• Work to be completed
Copy each line of the entries beneath that contains the word "body".

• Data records

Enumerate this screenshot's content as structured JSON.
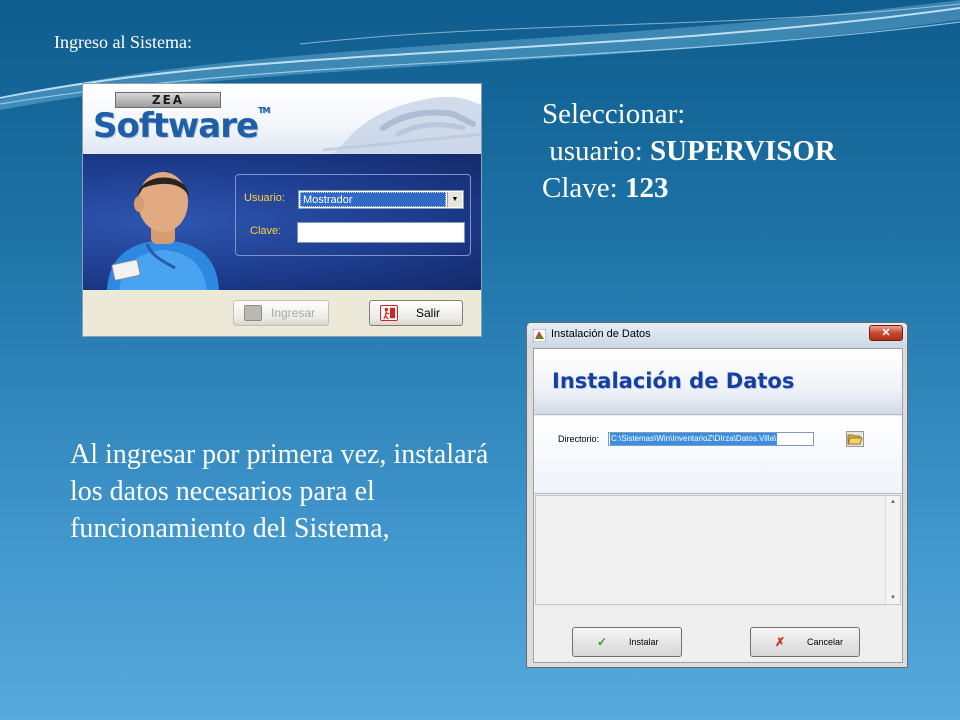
{
  "slide": {
    "title": "Ingreso al Sistema:",
    "instructions": {
      "line1": "Seleccionar:",
      "line2_prefix": " usuario: ",
      "line2_value": "SUPERVISOR",
      "line3_prefix": "Clave: ",
      "line3_value": "123"
    },
    "body": "Al ingresar por primera vez, instalará los datos necesarios para el funcionamiento del Sistema,"
  },
  "login": {
    "brand_plate": "ZEA",
    "brand_logo": "Software",
    "brand_tm": "TM",
    "usuario_label": "Usuario:",
    "usuario_value": "Mostrador",
    "clave_label": "Clave:",
    "clave_value": "",
    "ingresar_label": "Ingresar",
    "salir_label": "Salir",
    "icons": {
      "person": "user-avatar-icon",
      "dropdown": "chevron-down-icon",
      "ingresar": "key-icon",
      "salir": "exit-icon"
    },
    "colors": {
      "label": "#ffd23a",
      "body": "#1e3d8f",
      "selection": "#316ac5"
    }
  },
  "install": {
    "window_title": "Instalación de Datos",
    "close_label": "✕",
    "heading": "Instalación de Datos",
    "directorio_label": "Directorio:",
    "directorio_value": "C:\\Sistemas\\Win\\InventarioZ\\DIrza\\Datos.Villa\\",
    "instalar_label": "Instalar",
    "cancelar_label": "Cancelar",
    "icons": {
      "app": "app-icon",
      "folder": "open-folder-icon",
      "instalar": "checkmark-icon",
      "cancelar": "red-x-icon"
    },
    "colors": {
      "heading": "#1440a0",
      "close": "#c9462c"
    }
  }
}
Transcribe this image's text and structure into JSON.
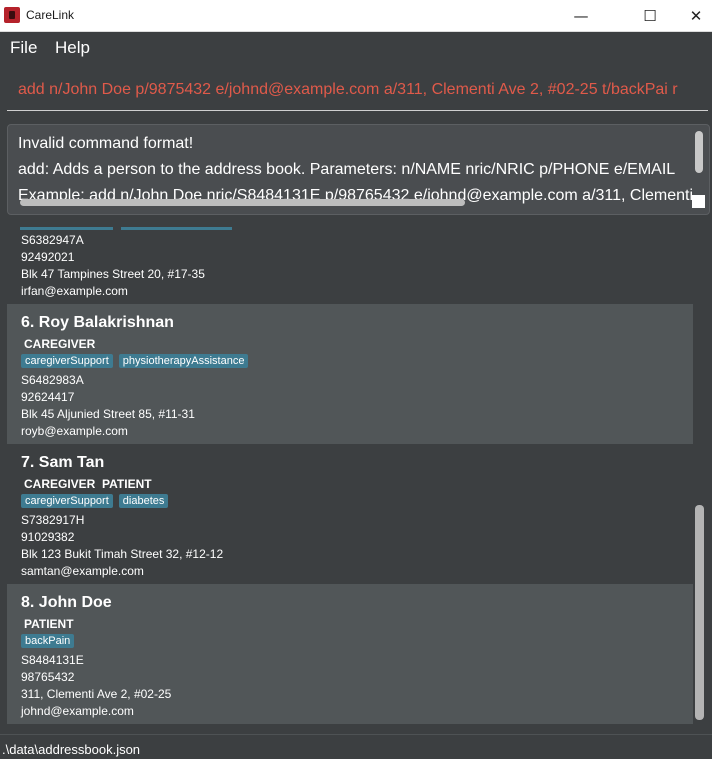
{
  "window": {
    "title": "CareLink",
    "minimize_glyph": "—",
    "maximize_glyph": "☐",
    "close_glyph": "✕"
  },
  "menu": {
    "items": [
      "File",
      "Help"
    ]
  },
  "command": {
    "text": "add n/John Doe p/9875432 e/johnd@example.com a/311, Clementi Ave 2, #02-25 t/backPai r"
  },
  "result": {
    "lines": [
      "Invalid command format!",
      "add: Adds a person to the address book. Parameters: n/NAME nric/NRIC p/PHONE e/EMAIL",
      "Example: add n/John Doe nric/S8484131E p/98765432 e/johnd@example.com a/311, Clementi"
    ]
  },
  "persons": [
    {
      "name": "",
      "role": "",
      "tags": [],
      "nric": "S6382947A",
      "phone": "92492021",
      "address": "Blk 47 Tampines Street 20, #17-35",
      "email": "irfan@example.com"
    },
    {
      "name": "6. Roy Balakrishnan",
      "role": "CAREGIVER",
      "tags": [
        "caregiverSupport",
        "physiotherapyAssistance"
      ],
      "nric": "S6482983A",
      "phone": "92624417",
      "address": "Blk 45 Aljunied Street 85, #11-31",
      "email": "royb@example.com"
    },
    {
      "name": "7. Sam Tan",
      "role": "CAREGIVER  PATIENT",
      "tags": [
        "caregiverSupport",
        "diabetes"
      ],
      "nric": "S7382917H",
      "phone": "91029382",
      "address": "Blk 123 Bukit Timah Street 32, #12-12",
      "email": "samtan@example.com"
    },
    {
      "name": "8. John Doe",
      "role": "PATIENT",
      "tags": [
        "backPain"
      ],
      "nric": "S8484131E",
      "phone": "98765432",
      "address": "311, Clementi Ave 2, #02-25",
      "email": "johnd@example.com"
    }
  ],
  "status": {
    "path": ".\\data\\addressbook.json"
  }
}
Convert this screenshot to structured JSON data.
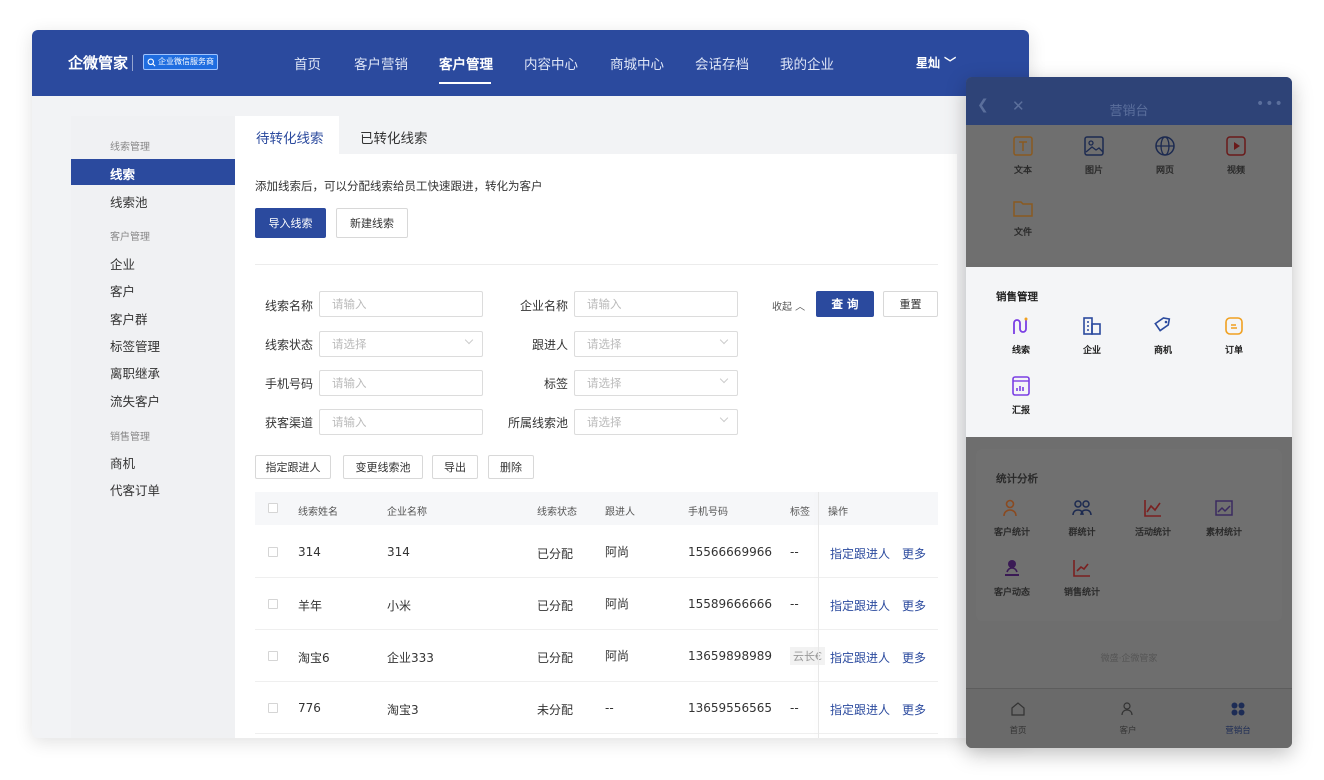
{
  "header": {
    "brand": "企微管家",
    "badge": "企业微信服务商",
    "nav": [
      "首页",
      "客户营销",
      "客户管理",
      "内容中心",
      "商城中心",
      "会话存档",
      "我的企业"
    ],
    "active_nav": "客户管理",
    "user": "星灿 ﹀"
  },
  "sidebar": {
    "groups": [
      {
        "title": "线索管理",
        "items": [
          "线索",
          "线索池"
        ]
      },
      {
        "title": "客户管理",
        "items": [
          "企业",
          "客户",
          "客户群",
          "标签管理",
          "离职继承",
          "流失客户"
        ]
      },
      {
        "title": "销售管理",
        "items": [
          "商机",
          "代客订单"
        ]
      }
    ],
    "active": "线索"
  },
  "tabs": {
    "active": "待转化线索",
    "other": "已转化线索"
  },
  "hint": "添加线索后，可以分配线索给员工快速跟进，转化为客户",
  "actions": {
    "import": "导入线索",
    "create": "新建线索"
  },
  "filters": {
    "lead_name": {
      "label": "线索名称",
      "placeholder": "请输入"
    },
    "company_name": {
      "label": "企业名称",
      "placeholder": "请输入"
    },
    "lead_status": {
      "label": "线索状态",
      "placeholder": "请选择"
    },
    "follower": {
      "label": "跟进人",
      "placeholder": "请选择"
    },
    "phone": {
      "label": "手机号码",
      "placeholder": "请输入"
    },
    "tag": {
      "label": "标签",
      "placeholder": "请选择"
    },
    "channel": {
      "label": "获客渠道",
      "placeholder": "请输入"
    },
    "pool": {
      "label": "所属线索池",
      "placeholder": "请选择"
    },
    "collapse": "收起 ︿",
    "search": "查 询",
    "reset": "重置"
  },
  "bulk": {
    "assign": "指定跟进人",
    "change_pool": "变更线索池",
    "export": "导出",
    "delete": "删除"
  },
  "table": {
    "columns": [
      "线索姓名",
      "企业名称",
      "线索状态",
      "跟进人",
      "手机号码",
      "标签",
      "操作"
    ],
    "rows": [
      {
        "name": "314",
        "company": "314",
        "status": "已分配",
        "follower": "阿尚",
        "phone": "15566669966",
        "tag": "--"
      },
      {
        "name": "羊年",
        "company": "小米",
        "status": "已分配",
        "follower": "阿尚",
        "phone": "15589666666",
        "tag": "--"
      },
      {
        "name": "淘宝6",
        "company": "企业333",
        "status": "已分配",
        "follower": "阿尚",
        "phone": "13659898989",
        "tag": "云长€"
      },
      {
        "name": "776",
        "company": "淘宝3",
        "status": "未分配",
        "follower": "--",
        "phone": "13659556565",
        "tag": "--"
      }
    ],
    "op_assign": "指定跟进人",
    "op_more": "更多"
  },
  "mobile": {
    "title": "营销台",
    "content_items": [
      "文本",
      "图片",
      "网页",
      "视频",
      "文件"
    ],
    "sales_title": "销售管理",
    "sales_items": [
      "线索",
      "企业",
      "商机",
      "订单",
      "汇报"
    ],
    "stats_title": "统计分析",
    "stats_items": [
      "客户统计",
      "群统计",
      "活动统计",
      "素材统计",
      "客户动态",
      "销售统计"
    ],
    "footer": "微盛·企微管家",
    "tabbar": [
      "首页",
      "客户",
      "营销台"
    ],
    "colors": {
      "accent": "#2b4a9e",
      "sales_icon": "#7b3fe4",
      "order_icon": "#f0a020",
      "stats_icon": "#e04040"
    }
  }
}
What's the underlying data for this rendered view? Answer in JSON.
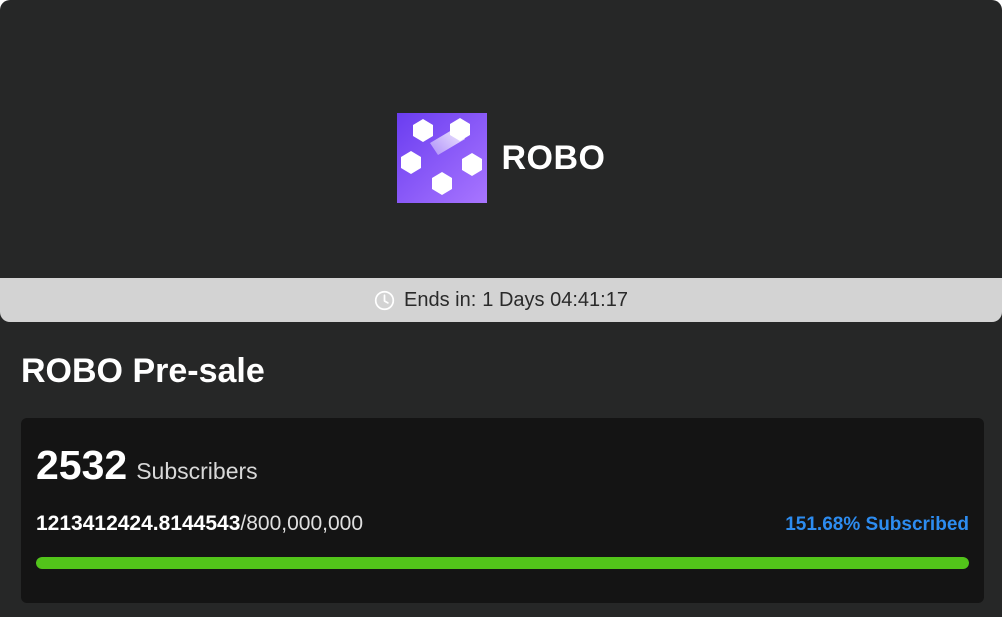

• Right answer
    "body": "Al ingresar por primera vez, instalará los datos necesarios para el funcionamiento del Sistema,"
      "body": "#1e3d8f",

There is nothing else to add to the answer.